→ **Data for this exercise**:

>> Start

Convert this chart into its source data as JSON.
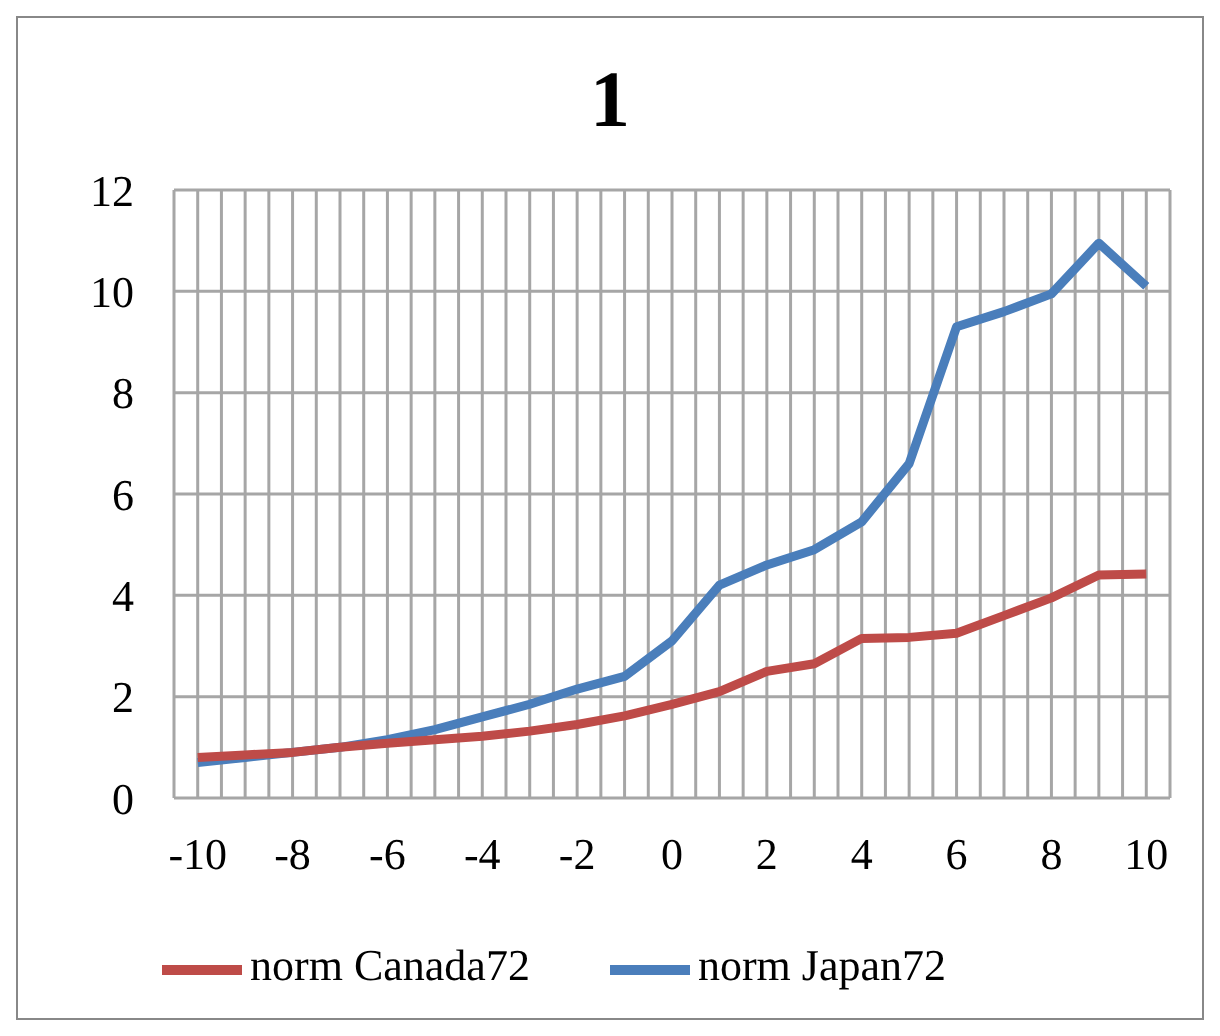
{
  "chart_data": {
    "type": "line",
    "title": "1",
    "x": [
      -10,
      -9,
      -8,
      -7,
      -6,
      -5,
      -4,
      -3,
      -2,
      -1,
      0,
      1,
      2,
      3,
      4,
      5,
      6,
      7,
      8,
      9,
      10
    ],
    "series": [
      {
        "name": "norm Japan72",
        "color": "#4a7ebb",
        "values": [
          0.7,
          0.8,
          0.9,
          1.0,
          1.15,
          1.35,
          1.6,
          1.85,
          2.15,
          2.4,
          3.1,
          4.2,
          4.6,
          4.9,
          5.45,
          6.6,
          9.3,
          9.6,
          9.95,
          10.95,
          10.1
        ]
      },
      {
        "name": "norm Canada72",
        "color": "#be4b48",
        "values": [
          0.8,
          0.85,
          0.9,
          1.0,
          1.08,
          1.15,
          1.22,
          1.32,
          1.45,
          1.62,
          1.85,
          2.1,
          2.5,
          2.65,
          3.15,
          3.17,
          3.25,
          3.6,
          3.95,
          4.4,
          4.42
        ]
      }
    ],
    "xlim": [
      -10.5,
      10.5
    ],
    "xticks": [
      {
        "value": -10.5,
        "label": null
      },
      -10,
      {
        "value": -9.5,
        "label": null
      },
      {
        "value": -9,
        "label": null
      },
      {
        "value": -8.5,
        "label": null
      },
      -8,
      {
        "value": -7.5,
        "label": null
      },
      {
        "value": -7,
        "label": null
      },
      {
        "value": -6.5,
        "label": null
      },
      -6,
      {
        "value": -5.5,
        "label": null
      },
      {
        "value": -5,
        "label": null
      },
      {
        "value": -4.5,
        "label": null
      },
      -4,
      {
        "value": -3.5,
        "label": null
      },
      {
        "value": -3,
        "label": null
      },
      {
        "value": -2.5,
        "label": null
      },
      -2,
      {
        "value": -1.5,
        "label": null
      },
      {
        "value": -1,
        "label": null
      },
      {
        "value": -0.5,
        "label": null
      },
      0,
      {
        "value": 0.5,
        "label": null
      },
      {
        "value": 1,
        "label": null
      },
      {
        "value": 1.5,
        "label": null
      },
      2,
      {
        "value": 2.5,
        "label": null
      },
      {
        "value": 3,
        "label": null
      },
      {
        "value": 3.5,
        "label": null
      },
      4,
      {
        "value": 4.5,
        "label": null
      },
      {
        "value": 5,
        "label": null
      },
      {
        "value": 5.5,
        "label": null
      },
      6,
      {
        "value": 6.5,
        "label": null
      },
      {
        "value": 7,
        "label": null
      },
      {
        "value": 7.5,
        "label": null
      },
      8,
      {
        "value": 8.5,
        "label": null
      },
      {
        "value": 9,
        "label": null
      },
      {
        "value": 9.5,
        "label": null
      },
      10,
      {
        "value": 10.5,
        "label": null
      }
    ],
    "ylim": [
      0,
      12
    ],
    "yticks": [
      0,
      2,
      4,
      6,
      8,
      10,
      12
    ],
    "grid": true,
    "legend": "bottom",
    "marker": "none",
    "line_style": "solid"
  }
}
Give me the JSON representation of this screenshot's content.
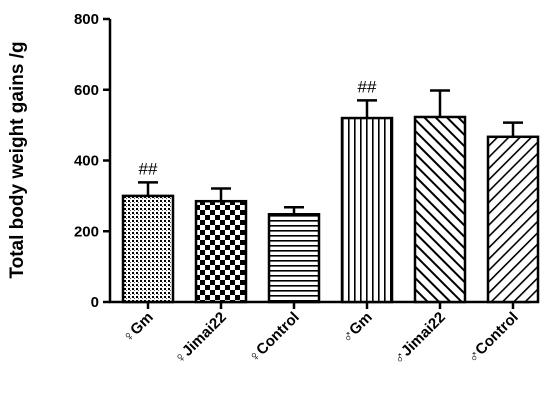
{
  "chart_data": {
    "type": "bar",
    "ylabel": "Total body weight gains /g",
    "xlabel": "",
    "ylim": [
      0,
      800
    ],
    "yticks": [
      0,
      200,
      400,
      600,
      800
    ],
    "categories": [
      "♀Gm",
      "♀Jimai22",
      "♀Control",
      "♂Gm",
      "♂Jimai22",
      "♂Control"
    ],
    "values": [
      300,
      285,
      248,
      520,
      523,
      467
    ],
    "errors": [
      38,
      36,
      20,
      50,
      75,
      40
    ],
    "annotations": [
      "##",
      "",
      "",
      "##",
      "",
      ""
    ],
    "patterns": [
      "dots",
      "checker",
      "hlines",
      "vlines",
      "diag-right",
      "diag-left"
    ],
    "colors": {
      "bar_fill": "#ffffff",
      "stroke": "#000000"
    },
    "grid": false
  }
}
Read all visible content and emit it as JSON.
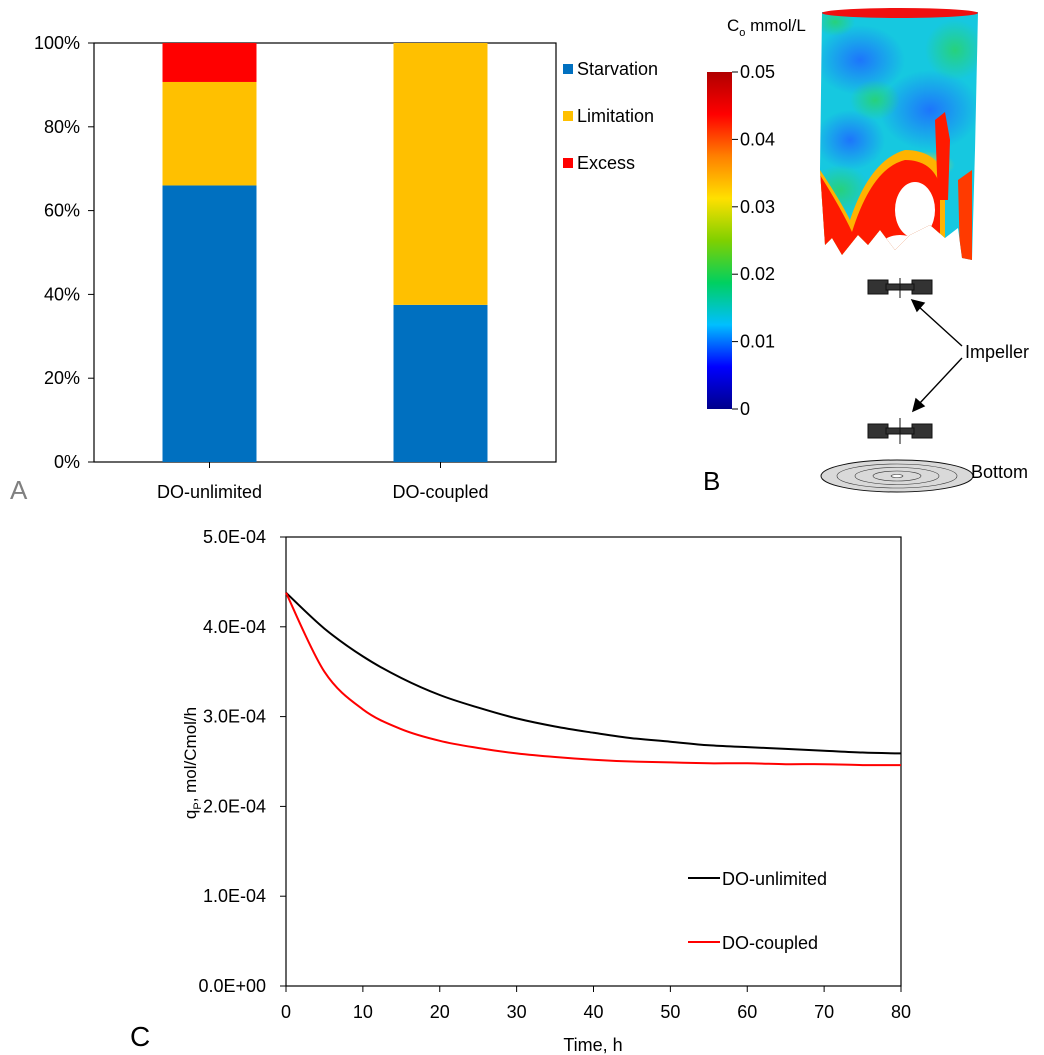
{
  "panels": {
    "a": "A",
    "b": "B",
    "c": "C"
  },
  "chart_data": [
    {
      "type": "bar",
      "stacked": true,
      "categories": [
        "DO-unlimited",
        "DO-coupled"
      ],
      "series": [
        {
          "name": "Starvation",
          "values": [
            66,
            37.5
          ],
          "color": "#0070c0"
        },
        {
          "name": "Limitation",
          "values": [
            24.7,
            62.5
          ],
          "color": "#ffc000"
        },
        {
          "name": "Excess",
          "values": [
            9.3,
            0
          ],
          "color": "#ff0000"
        }
      ],
      "ylim": [
        0,
        100
      ],
      "yticks": [
        0,
        20,
        40,
        60,
        80,
        100
      ],
      "ytick_suffix": "%",
      "legend_position": "top-right",
      "grid": false
    },
    {
      "type": "heatmap",
      "colorbar": {
        "title_main": "C",
        "title_sub": "o",
        "title_unit": " mmol/L",
        "ticks": [
          "0",
          "0.01",
          "0.02",
          "0.03",
          "0.04",
          "0.05"
        ],
        "range": [
          0,
          0.05
        ],
        "colors": [
          "#00008b",
          "#0000ff",
          "#00bfff",
          "#00d060",
          "#80d000",
          "#ffe000",
          "#ff8000",
          "#ff0000",
          "#b00000"
        ]
      },
      "annotations": {
        "impeller": "Impeller",
        "bottom": "Bottom"
      }
    },
    {
      "type": "line",
      "xlabel": "Time, h",
      "ylabel_main": "q",
      "ylabel_sub": "P",
      "ylabel_rest": ", mol/Cmol/h",
      "xlim": [
        0,
        80
      ],
      "ylim": [
        0,
        0.0005
      ],
      "xticks": [
        "0",
        "10",
        "20",
        "30",
        "40",
        "50",
        "60",
        "70",
        "80"
      ],
      "yticks": [
        "0.0E+00",
        "1.0E-04",
        "2.0E-04",
        "3.0E-04",
        "4.0E-04",
        "5.0E-04"
      ],
      "grid": false,
      "legend_position": "bottom-right",
      "series": [
        {
          "name": "DO-unlimited",
          "color": "#000000",
          "x": [
            0,
            5,
            10,
            15,
            20,
            25,
            30,
            35,
            40,
            45,
            50,
            55,
            60,
            65,
            70,
            75,
            80
          ],
          "y": [
            0.000438,
            0.000398,
            0.000367,
            0.000343,
            0.000324,
            0.00031,
            0.000298,
            0.000289,
            0.000282,
            0.000276,
            0.000272,
            0.000268,
            0.000266,
            0.000264,
            0.000262,
            0.00026,
            0.000259
          ]
        },
        {
          "name": "DO-coupled",
          "color": "#ff0000",
          "x": [
            0,
            5,
            10,
            15,
            20,
            25,
            30,
            35,
            40,
            45,
            50,
            55,
            60,
            65,
            70,
            75,
            80
          ],
          "y": [
            0.000438,
            0.00035,
            0.000308,
            0.000286,
            0.000273,
            0.000265,
            0.000259,
            0.000255,
            0.000252,
            0.00025,
            0.000249,
            0.000248,
            0.000248,
            0.000247,
            0.000247,
            0.000246,
            0.000246
          ]
        }
      ]
    }
  ]
}
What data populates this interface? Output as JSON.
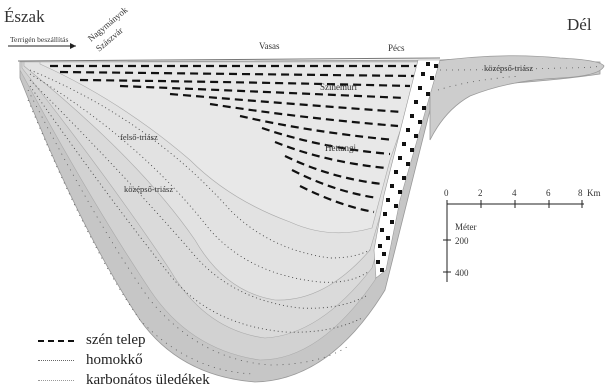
{
  "directions": {
    "north": "Észak",
    "south": "Dél"
  },
  "arrow_label": "Terrigén beszállítás",
  "places": {
    "nagymanyok": "Nagymányok",
    "szaszvar": "Szászvár",
    "vasas": "Vasas",
    "pecs": "Pécs"
  },
  "units": {
    "szinemuri": "Szinemuri",
    "hettangi": "Hettangi",
    "felso_triasz": "felső-triász",
    "kozepso_triasz_left": "középső-triász",
    "kozepso_triasz_right": "középső-triász"
  },
  "scale": {
    "horizontal_ticks": [
      "0",
      "2",
      "4",
      "6",
      "8"
    ],
    "horizontal_unit": "Km",
    "vertical_title": "Méter",
    "vertical_ticks": [
      "200",
      "400"
    ]
  },
  "legend": [
    {
      "label": "szén telep",
      "style": "dashed-bold"
    },
    {
      "label": "homokkő",
      "style": "dotted"
    },
    {
      "label": "karbonátos üledékek",
      "style": "dotted-sparse"
    }
  ],
  "colors": {
    "layer_outer": "#c9c9c9",
    "layer_inner": "#dedede",
    "coal": "#111111",
    "fault_fill": "#ffffff"
  }
}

>> End

Each line holding "grid" must be found and copied.

    "grid": true,
    "grid": false
      "grid": false
      "grid": false,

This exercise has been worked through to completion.